═══ Given records

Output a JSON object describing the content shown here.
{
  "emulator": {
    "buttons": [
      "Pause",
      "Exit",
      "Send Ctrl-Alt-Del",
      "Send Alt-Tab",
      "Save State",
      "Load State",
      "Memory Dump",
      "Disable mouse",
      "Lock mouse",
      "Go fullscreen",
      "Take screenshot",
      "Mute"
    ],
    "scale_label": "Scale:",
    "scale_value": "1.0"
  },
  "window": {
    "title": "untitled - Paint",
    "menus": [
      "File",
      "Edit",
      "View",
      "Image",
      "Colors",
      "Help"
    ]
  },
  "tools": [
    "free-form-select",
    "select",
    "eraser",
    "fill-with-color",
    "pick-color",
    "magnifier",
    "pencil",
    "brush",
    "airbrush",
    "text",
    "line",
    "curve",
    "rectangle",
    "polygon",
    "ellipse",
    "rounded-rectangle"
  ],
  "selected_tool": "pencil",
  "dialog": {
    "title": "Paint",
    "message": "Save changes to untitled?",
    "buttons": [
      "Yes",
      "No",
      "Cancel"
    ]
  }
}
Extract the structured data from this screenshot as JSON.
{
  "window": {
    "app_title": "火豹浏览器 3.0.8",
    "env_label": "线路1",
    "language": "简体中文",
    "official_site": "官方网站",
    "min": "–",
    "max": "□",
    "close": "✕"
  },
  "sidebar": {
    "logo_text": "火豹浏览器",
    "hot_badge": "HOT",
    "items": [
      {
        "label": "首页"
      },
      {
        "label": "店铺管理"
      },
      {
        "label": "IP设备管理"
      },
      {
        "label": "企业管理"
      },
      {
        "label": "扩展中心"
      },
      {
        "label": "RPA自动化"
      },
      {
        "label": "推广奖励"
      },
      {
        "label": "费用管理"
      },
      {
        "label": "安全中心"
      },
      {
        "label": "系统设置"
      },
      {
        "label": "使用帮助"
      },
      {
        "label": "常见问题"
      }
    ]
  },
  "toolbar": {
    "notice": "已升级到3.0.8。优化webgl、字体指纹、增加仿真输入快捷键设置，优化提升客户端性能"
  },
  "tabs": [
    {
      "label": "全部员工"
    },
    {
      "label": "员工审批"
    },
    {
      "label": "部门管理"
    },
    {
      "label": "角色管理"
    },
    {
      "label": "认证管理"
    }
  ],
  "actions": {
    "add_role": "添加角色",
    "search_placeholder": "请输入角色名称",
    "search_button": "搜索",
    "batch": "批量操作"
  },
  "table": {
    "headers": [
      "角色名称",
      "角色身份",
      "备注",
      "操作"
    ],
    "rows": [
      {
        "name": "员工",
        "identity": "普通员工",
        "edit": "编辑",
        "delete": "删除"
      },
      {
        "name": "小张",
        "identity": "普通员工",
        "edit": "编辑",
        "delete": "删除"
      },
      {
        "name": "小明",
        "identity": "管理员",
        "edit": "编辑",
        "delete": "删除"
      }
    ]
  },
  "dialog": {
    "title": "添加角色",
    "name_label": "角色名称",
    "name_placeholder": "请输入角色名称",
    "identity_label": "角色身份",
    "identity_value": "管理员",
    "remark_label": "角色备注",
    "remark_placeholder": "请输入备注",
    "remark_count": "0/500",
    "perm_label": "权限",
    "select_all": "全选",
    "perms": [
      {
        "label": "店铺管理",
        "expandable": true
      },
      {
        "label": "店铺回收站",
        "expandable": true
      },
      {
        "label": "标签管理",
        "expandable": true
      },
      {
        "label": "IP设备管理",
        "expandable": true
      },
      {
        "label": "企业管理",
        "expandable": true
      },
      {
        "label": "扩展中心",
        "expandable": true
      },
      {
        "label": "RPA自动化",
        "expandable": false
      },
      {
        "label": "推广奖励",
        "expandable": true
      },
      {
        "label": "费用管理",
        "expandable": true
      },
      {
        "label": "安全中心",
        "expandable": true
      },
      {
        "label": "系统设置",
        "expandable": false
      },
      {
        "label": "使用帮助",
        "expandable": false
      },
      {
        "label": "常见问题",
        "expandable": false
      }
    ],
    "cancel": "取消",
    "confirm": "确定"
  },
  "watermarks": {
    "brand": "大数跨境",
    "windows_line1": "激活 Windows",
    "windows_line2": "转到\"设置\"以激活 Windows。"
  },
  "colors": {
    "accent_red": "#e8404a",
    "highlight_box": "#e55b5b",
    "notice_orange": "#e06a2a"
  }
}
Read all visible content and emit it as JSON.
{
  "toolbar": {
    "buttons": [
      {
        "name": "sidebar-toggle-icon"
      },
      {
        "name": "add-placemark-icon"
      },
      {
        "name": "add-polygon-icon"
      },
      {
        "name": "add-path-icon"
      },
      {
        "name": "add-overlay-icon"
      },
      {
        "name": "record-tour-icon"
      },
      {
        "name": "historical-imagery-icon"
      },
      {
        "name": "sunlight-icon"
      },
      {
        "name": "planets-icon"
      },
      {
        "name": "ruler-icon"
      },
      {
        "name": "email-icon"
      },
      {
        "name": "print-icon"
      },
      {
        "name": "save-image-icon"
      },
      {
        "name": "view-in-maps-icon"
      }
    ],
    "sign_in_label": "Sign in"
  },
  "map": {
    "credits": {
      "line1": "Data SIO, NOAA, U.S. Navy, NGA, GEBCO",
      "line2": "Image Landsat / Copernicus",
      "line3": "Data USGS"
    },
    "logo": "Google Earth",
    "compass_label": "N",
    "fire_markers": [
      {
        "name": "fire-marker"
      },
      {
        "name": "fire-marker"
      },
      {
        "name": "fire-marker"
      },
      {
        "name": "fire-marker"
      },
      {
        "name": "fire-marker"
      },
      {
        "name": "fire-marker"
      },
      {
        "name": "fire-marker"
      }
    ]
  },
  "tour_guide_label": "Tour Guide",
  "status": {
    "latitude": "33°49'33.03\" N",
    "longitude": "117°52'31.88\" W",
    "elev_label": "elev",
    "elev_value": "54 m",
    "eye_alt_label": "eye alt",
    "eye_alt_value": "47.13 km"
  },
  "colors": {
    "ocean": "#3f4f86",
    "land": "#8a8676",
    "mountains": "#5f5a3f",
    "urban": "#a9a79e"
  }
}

══════

● Required work
Print again each line of the listing above, exactly as it appears.

● Exercise result
Output a JSON object describing the content shown here.
{
  "emulator": {
    "buttons": [
      "Pause",
      "Exit",
      "Send Ctrl-Alt-Del",
      "Send Alt-Tab",
      "Save State",
      "Load State",
      "Memory Dump",
      "Disable mouse",
      "Lock mouse",
      "Go fullscreen",
      "Take screenshot",
      "Mute"
    ],
    "scale_label": "Scale:",
    "scale_value": "1.0"
  },
  "window": {
    "title": "untitled - Paint",
    "menus": [
      "File",
      "Edit",
      "View",
      "Image",
      "Colors",
      "Help"
    ]
  },
  "tools": [
    "free-form-select",
    "select",
    "eraser",
    "fill-with-color",
    "pick-color",
    "magnifier",
    "pencil",
    "brush",
    "airbrush",
    "text",
    "line",
    "curve",
    "rectangle",
    "polygon",
    "ellipse",
    "rounded-rectangle"
  ],
  "selected_tool": "pencil",
  "dialog": {
    "title": "Paint",
    "message": "Save changes to untitled?",
    "buttons": [
      "Yes",
      "No",
      "Cancel"
    ]
  }
}
Extract the structured data from this screenshot as JSON.
{
  "window": {
    "app_title": "火豹浏览器 3.0.8",
    "env_label": "线路1",
    "language": "简体中文",
    "official_site": "官方网站",
    "min": "–",
    "max": "□",
    "close": "✕"
  },
  "sidebar": {
    "logo_text": "火豹浏览器",
    "hot_badge": "HOT",
    "items": [
      {
        "label": "首页"
      },
      {
        "label": "店铺管理"
      },
      {
        "label": "IP设备管理"
      },
      {
        "label": "企业管理"
      },
      {
        "label": "扩展中心"
      },
      {
        "label": "RPA自动化"
      },
      {
        "label": "推广奖励"
      },
      {
        "label": "费用管理"
      },
      {
        "label": "安全中心"
      },
      {
        "label": "系统设置"
      },
      {
        "label": "使用帮助"
      },
      {
        "label": "常见问题"
      }
    ]
  },
  "toolbar": {
    "notice": "已升级到3.0.8。优化webgl、字体指纹、增加仿真输入快捷键设置，优化提升客户端性能"
  },
  "tabs": [
    {
      "label": "全部员工"
    },
    {
      "label": "员工审批"
    },
    {
      "label": "部门管理"
    },
    {
      "label": "角色管理"
    },
    {
      "label": "认证管理"
    }
  ],
  "actions": {
    "add_role": "添加角色",
    "search_placeholder": "请输入角色名称",
    "search_button": "搜索",
    "batch": "批量操作"
  },
  "table": {
    "headers": [
      "角色名称",
      "角色身份",
      "备注",
      "操作"
    ],
    "rows": [
      {
        "name": "员工",
        "identity": "普通员工",
        "edit": "编辑",
        "delete": "删除"
      },
      {
        "name": "小张",
        "identity": "普通员工",
        "edit": "编辑",
        "delete": "删除"
      },
      {
        "name": "小明",
        "identity": "管理员",
        "edit": "编辑",
        "delete": "删除"
      }
    ]
  },
  "dialog": {
    "title": "添加角色",
    "name_label": "角色名称",
    "name_placeholder": "请输入角色名称",
    "identity_label": "角色身份",
    "identity_value": "管理员",
    "remark_label": "角色备注",
    "remark_placeholder": "请输入备注",
    "remark_count": "0/500",
    "perm_label": "权限",
    "select_all": "全选",
    "perms": [
      {
        "label": "店铺管理",
        "expandable": true
      },
      {
        "label": "店铺回收站",
        "expandable": true
      },
      {
        "label": "标签管理",
        "expandable": true
      },
      {
        "label": "IP设备管理",
        "expandable": true
      },
      {
        "label": "企业管理",
        "expandable": true
      },
      {
        "label": "扩展中心",
        "expandable": true
      },
      {
        "label": "RPA自动化",
        "expandable": false
      },
      {
        "label": "推广奖励",
        "expandable": true
      },
      {
        "label": "费用管理",
        "expandable": true
      },
      {
        "label": "安全中心",
        "expandable": true
      },
      {
        "label": "系统设置",
        "expandable": false
      },
      {
        "label": "使用帮助",
        "expandable": false
      },
      {
        "label": "常见问题",
        "expandable": false
      }
    ],
    "cancel": "取消",
    "confirm": "确定"
  },
  "watermarks": {
    "brand": "大数跨境",
    "windows_line1": "激活 Windows",
    "windows_line2": "转到\"设置\"以激活 Windows。"
  },
  "colors": {
    "accent_red": "#e8404a",
    "highlight_box": "#e55b5b",
    "notice_orange": "#e06a2a"
  }
}
Read all visible content and emit it as JSON.
{
  "toolbar": {
    "buttons": [
      {
        "name": "sidebar-toggle-icon"
      },
      {
        "name": "add-placemark-icon"
      },
      {
        "name": "add-polygon-icon"
      },
      {
        "name": "add-path-icon"
      },
      {
        "name": "add-overlay-icon"
      },
      {
        "name": "record-tour-icon"
      },
      {
        "name": "historical-imagery-icon"
      },
      {
        "name": "sunlight-icon"
      },
      {
        "name": "planets-icon"
      },
      {
        "name": "ruler-icon"
      },
      {
        "name": "email-icon"
      },
      {
        "name": "print-icon"
      },
      {
        "name": "save-image-icon"
      },
      {
        "name": "view-in-maps-icon"
      }
    ],
    "sign_in_label": "Sign in"
  },
  "map": {
    "credits": {
      "line1": "Data SIO, NOAA, U.S. Navy, NGA, GEBCO",
      "line2": "Image Landsat / Copernicus",
      "line3": "Data USGS"
    },
    "logo": "Google Earth",
    "compass_label": "N",
    "fire_markers": [
      {
        "name": "fire-marker"
      },
      {
        "name": "fire-marker"
      },
      {
        "name": "fire-marker"
      },
      {
        "name": "fire-marker"
      },
      {
        "name": "fire-marker"
      },
      {
        "name": "fire-marker"
      },
      {
        "name": "fire-marker"
      }
    ]
  },
  "tour_guide_label": "Tour Guide",
  "status": {
    "latitude": "33°49'33.03\" N",
    "longitude": "117°52'31.88\" W",
    "elev_label": "elev",
    "elev_value": "54 m",
    "eye_alt_label": "eye alt",
    "eye_alt_value": "47.13 km"
  },
  "colors": {
    "ocean": "#3f4f86",
    "land": "#8a8676",
    "mountains": "#5f5a3f",
    "urban": "#a9a79e"
  }
}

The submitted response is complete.